Work to do
Quote each line of the material verbatim, without the pictures.

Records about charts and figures
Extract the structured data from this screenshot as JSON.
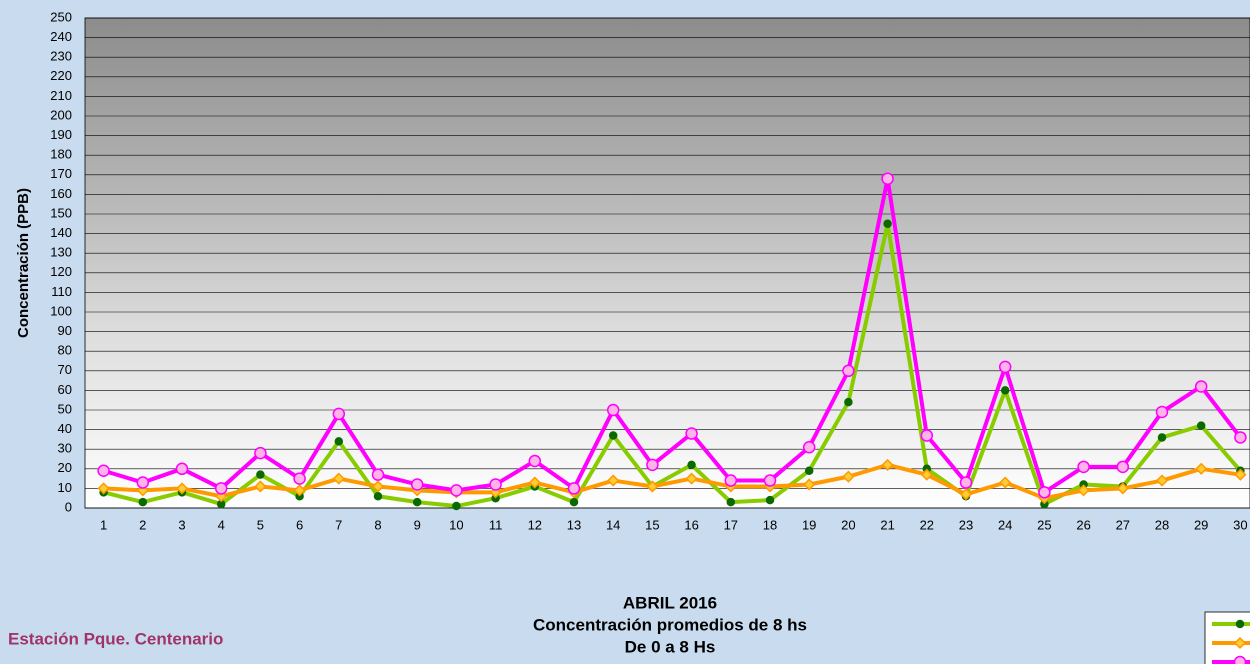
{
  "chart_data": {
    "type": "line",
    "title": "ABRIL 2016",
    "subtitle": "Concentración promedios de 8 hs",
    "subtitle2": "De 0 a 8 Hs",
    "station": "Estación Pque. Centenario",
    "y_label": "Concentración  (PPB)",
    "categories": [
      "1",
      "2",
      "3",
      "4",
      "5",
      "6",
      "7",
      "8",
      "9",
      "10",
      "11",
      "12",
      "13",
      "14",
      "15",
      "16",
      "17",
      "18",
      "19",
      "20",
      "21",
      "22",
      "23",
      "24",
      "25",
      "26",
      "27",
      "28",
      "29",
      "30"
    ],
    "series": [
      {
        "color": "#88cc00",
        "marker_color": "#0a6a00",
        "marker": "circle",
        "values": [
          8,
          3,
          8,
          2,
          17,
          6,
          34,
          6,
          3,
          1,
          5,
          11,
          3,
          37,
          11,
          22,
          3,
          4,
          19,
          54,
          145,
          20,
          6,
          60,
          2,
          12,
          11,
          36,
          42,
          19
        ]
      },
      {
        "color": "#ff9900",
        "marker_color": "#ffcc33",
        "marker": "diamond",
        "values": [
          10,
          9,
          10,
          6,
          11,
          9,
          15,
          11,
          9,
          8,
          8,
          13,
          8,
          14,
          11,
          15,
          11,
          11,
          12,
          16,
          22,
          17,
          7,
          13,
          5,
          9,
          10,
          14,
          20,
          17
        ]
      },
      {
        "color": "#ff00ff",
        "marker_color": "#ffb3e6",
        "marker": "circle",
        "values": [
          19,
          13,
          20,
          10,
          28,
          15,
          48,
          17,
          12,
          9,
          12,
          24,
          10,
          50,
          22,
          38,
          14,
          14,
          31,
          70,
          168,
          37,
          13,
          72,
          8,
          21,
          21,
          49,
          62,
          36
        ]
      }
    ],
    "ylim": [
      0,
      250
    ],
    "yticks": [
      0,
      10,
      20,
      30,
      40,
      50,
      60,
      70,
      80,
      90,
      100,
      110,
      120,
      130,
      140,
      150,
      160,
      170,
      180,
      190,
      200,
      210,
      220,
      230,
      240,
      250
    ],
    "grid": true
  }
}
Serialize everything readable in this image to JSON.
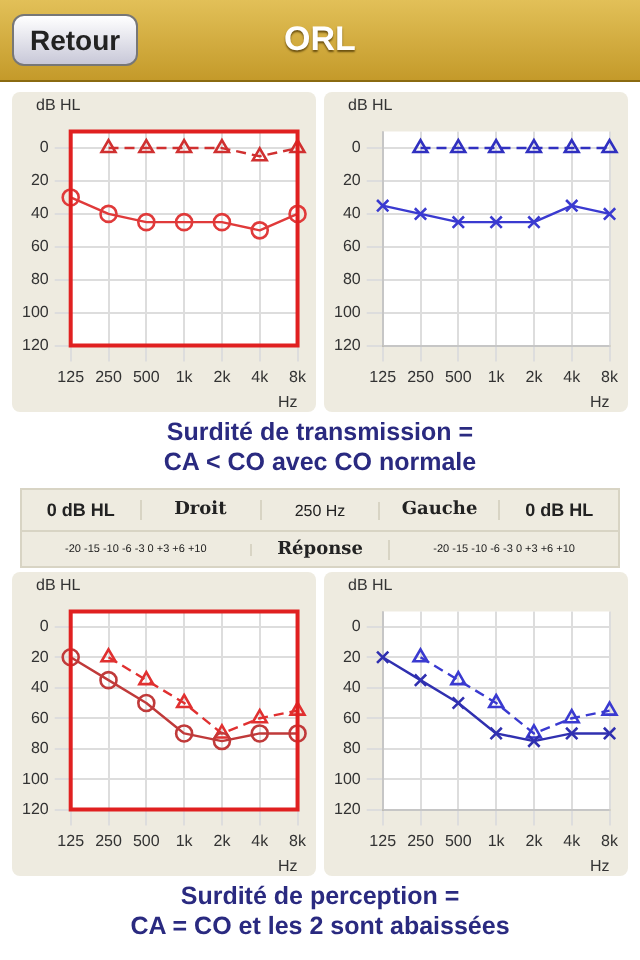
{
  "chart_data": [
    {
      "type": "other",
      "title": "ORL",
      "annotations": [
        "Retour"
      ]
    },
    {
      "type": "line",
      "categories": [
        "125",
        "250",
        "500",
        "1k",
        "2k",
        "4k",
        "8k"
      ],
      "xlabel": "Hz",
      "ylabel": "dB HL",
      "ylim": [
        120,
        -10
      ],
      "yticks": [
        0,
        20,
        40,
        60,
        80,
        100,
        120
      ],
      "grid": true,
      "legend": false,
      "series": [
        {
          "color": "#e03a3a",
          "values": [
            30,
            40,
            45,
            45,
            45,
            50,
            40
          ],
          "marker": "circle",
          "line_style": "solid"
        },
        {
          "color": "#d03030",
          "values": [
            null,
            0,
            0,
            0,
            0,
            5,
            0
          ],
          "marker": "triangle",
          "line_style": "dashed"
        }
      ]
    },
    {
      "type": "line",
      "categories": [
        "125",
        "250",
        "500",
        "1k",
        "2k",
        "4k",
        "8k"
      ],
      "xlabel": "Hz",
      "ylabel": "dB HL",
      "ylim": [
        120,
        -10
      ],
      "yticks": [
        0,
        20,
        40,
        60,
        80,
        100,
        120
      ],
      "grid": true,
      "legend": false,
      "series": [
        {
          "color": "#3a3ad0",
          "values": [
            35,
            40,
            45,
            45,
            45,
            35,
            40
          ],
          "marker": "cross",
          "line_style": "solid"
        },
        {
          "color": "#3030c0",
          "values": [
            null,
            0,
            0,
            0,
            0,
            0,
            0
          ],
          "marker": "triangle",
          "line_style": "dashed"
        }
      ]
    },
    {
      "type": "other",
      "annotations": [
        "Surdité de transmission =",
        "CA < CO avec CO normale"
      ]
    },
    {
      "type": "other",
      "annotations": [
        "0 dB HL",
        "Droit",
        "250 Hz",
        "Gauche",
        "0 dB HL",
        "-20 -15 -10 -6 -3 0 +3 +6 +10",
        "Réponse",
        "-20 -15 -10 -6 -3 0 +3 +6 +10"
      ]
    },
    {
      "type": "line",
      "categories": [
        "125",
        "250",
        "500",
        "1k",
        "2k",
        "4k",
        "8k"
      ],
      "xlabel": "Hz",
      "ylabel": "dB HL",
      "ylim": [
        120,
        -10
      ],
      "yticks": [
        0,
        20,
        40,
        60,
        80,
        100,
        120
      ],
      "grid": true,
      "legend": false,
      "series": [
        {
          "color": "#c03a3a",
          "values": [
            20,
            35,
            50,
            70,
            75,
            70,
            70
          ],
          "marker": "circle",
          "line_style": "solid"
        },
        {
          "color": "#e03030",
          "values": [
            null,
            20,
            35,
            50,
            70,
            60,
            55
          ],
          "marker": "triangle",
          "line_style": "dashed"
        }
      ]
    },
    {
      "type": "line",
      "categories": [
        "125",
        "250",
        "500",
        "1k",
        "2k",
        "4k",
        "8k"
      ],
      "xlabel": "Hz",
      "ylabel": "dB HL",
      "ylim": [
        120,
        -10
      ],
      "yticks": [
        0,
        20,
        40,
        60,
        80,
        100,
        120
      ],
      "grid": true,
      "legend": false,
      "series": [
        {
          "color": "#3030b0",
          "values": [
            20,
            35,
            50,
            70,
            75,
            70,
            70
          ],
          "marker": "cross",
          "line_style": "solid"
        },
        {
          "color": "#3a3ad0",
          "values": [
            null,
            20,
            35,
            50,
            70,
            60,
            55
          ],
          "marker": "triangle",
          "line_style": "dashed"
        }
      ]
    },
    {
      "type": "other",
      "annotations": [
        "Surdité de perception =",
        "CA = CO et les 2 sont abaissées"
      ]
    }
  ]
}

Full response
Extract the structured data from this screenshot as JSON.
{
  "chart_data": {
    "type": "line",
    "title": "ABRIL 2016",
    "subtitle": "Concentración promedios de 8 hs",
    "subtitle2": "De 0 a 8 Hs",
    "station": "Estación Pque. Centenario",
    "y_label": "Concentración  (PPB)",
    "categories": [
      "1",
      "2",
      "3",
      "4",
      "5",
      "6",
      "7",
      "8",
      "9",
      "10",
      "11",
      "12",
      "13",
      "14",
      "15",
      "16",
      "17",
      "18",
      "19",
      "20",
      "21",
      "22",
      "23",
      "24",
      "25",
      "26",
      "27",
      "28",
      "29",
      "30"
    ],
    "series": [
      {
        "color": "#88cc00",
        "marker_color": "#0a6a00",
        "marker": "circle",
        "values": [
          8,
          3,
          8,
          2,
          17,
          6,
          34,
          6,
          3,
          1,
          5,
          11,
          3,
          37,
          11,
          22,
          3,
          4,
          19,
          54,
          145,
          20,
          6,
          60,
          2,
          12,
          11,
          36,
          42,
          19
        ]
      },
      {
        "color": "#ff9900",
        "marker_color": "#ffcc33",
        "marker": "diamond",
        "values": [
          10,
          9,
          10,
          6,
          11,
          9,
          15,
          11,
          9,
          8,
          8,
          13,
          8,
          14,
          11,
          15,
          11,
          11,
          12,
          16,
          22,
          17,
          7,
          13,
          5,
          9,
          10,
          14,
          20,
          17
        ]
      },
      {
        "color": "#ff00ff",
        "marker_color": "#ffb3e6",
        "marker": "circle",
        "values": [
          19,
          13,
          20,
          10,
          28,
          15,
          48,
          17,
          12,
          9,
          12,
          24,
          10,
          50,
          22,
          38,
          14,
          14,
          31,
          70,
          168,
          37,
          13,
          72,
          8,
          21,
          21,
          49,
          62,
          36
        ]
      }
    ],
    "ylim": [
      0,
      250
    ],
    "yticks": [
      0,
      10,
      20,
      30,
      40,
      50,
      60,
      70,
      80,
      90,
      100,
      110,
      120,
      130,
      140,
      150,
      160,
      170,
      180,
      190,
      200,
      210,
      220,
      230,
      240,
      250
    ],
    "grid": true
  }
}
Serialize everything readable in this image to JSON.
{
  "chart_data": [
    {
      "type": "other",
      "title": "ORL",
      "annotations": [
        "Retour"
      ]
    },
    {
      "type": "line",
      "categories": [
        "125",
        "250",
        "500",
        "1k",
        "2k",
        "4k",
        "8k"
      ],
      "xlabel": "Hz",
      "ylabel": "dB HL",
      "ylim": [
        120,
        -10
      ],
      "yticks": [
        0,
        20,
        40,
        60,
        80,
        100,
        120
      ],
      "grid": true,
      "legend": false,
      "series": [
        {
          "color": "#e03a3a",
          "values": [
            30,
            40,
            45,
            45,
            45,
            50,
            40
          ],
          "marker": "circle",
          "line_style": "solid"
        },
        {
          "color": "#d03030",
          "values": [
            null,
            0,
            0,
            0,
            0,
            5,
            0
          ],
          "marker": "triangle",
          "line_style": "dashed"
        }
      ]
    },
    {
      "type": "line",
      "categories": [
        "125",
        "250",
        "500",
        "1k",
        "2k",
        "4k",
        "8k"
      ],
      "xlabel": "Hz",
      "ylabel": "dB HL",
      "ylim": [
        120,
        -10
      ],
      "yticks": [
        0,
        20,
        40,
        60,
        80,
        100,
        120
      ],
      "grid": true,
      "legend": false,
      "series": [
        {
          "color": "#3a3ad0",
          "values": [
            35,
            40,
            45,
            45,
            45,
            35,
            40
          ],
          "marker": "cross",
          "line_style": "solid"
        },
        {
          "color": "#3030c0",
          "values": [
            null,
            0,
            0,
            0,
            0,
            0,
            0
          ],
          "marker": "triangle",
          "line_style": "dashed"
        }
      ]
    },
    {
      "type": "other",
      "annotations": [
        "Surdité de transmission =",
        "CA < CO avec CO normale"
      ]
    },
    {
      "type": "other",
      "annotations": [
        "0 dB HL",
        "Droit",
        "250 Hz",
        "Gauche",
        "0 dB HL",
        "-20 -15 -10 -6 -3 0 +3 +6 +10",
        "Réponse",
        "-20 -15 -10 -6 -3 0 +3 +6 +10"
      ]
    },
    {
      "type": "line",
      "categories": [
        "125",
        "250",
        "500",
        "1k",
        "2k",
        "4k",
        "8k"
      ],
      "xlabel": "Hz",
      "ylabel": "dB HL",
      "ylim": [
        120,
        -10
      ],
      "yticks": [
        0,
        20,
        40,
        60,
        80,
        100,
        120
      ],
      "grid": true,
      "legend": false,
      "series": [
        {
          "color": "#c03a3a",
          "values": [
            20,
            35,
            50,
            70,
            75,
            70,
            70
          ],
          "marker": "circle",
          "line_style": "solid"
        },
        {
          "color": "#e03030",
          "values": [
            null,
            20,
            35,
            50,
            70,
            60,
            55
          ],
          "marker": "triangle",
          "line_style": "dashed"
        }
      ]
    },
    {
      "type": "line",
      "categories": [
        "125",
        "250",
        "500",
        "1k",
        "2k",
        "4k",
        "8k"
      ],
      "xlabel": "Hz",
      "ylabel": "dB HL",
      "ylim": [
        120,
        -10
      ],
      "yticks": [
        0,
        20,
        40,
        60,
        80,
        100,
        120
      ],
      "grid": true,
      "legend": false,
      "series": [
        {
          "color": "#3030b0",
          "values": [
            20,
            35,
            50,
            70,
            75,
            70,
            70
          ],
          "marker": "cross",
          "line_style": "solid"
        },
        {
          "color": "#3a3ad0",
          "values": [
            null,
            20,
            35,
            50,
            70,
            60,
            55
          ],
          "marker": "triangle",
          "line_style": "dashed"
        }
      ]
    },
    {
      "type": "other",
      "annotations": [
        "Surdité de perception =",
        "CA = CO et les 2 sont abaissées"
      ]
    }
  ]
}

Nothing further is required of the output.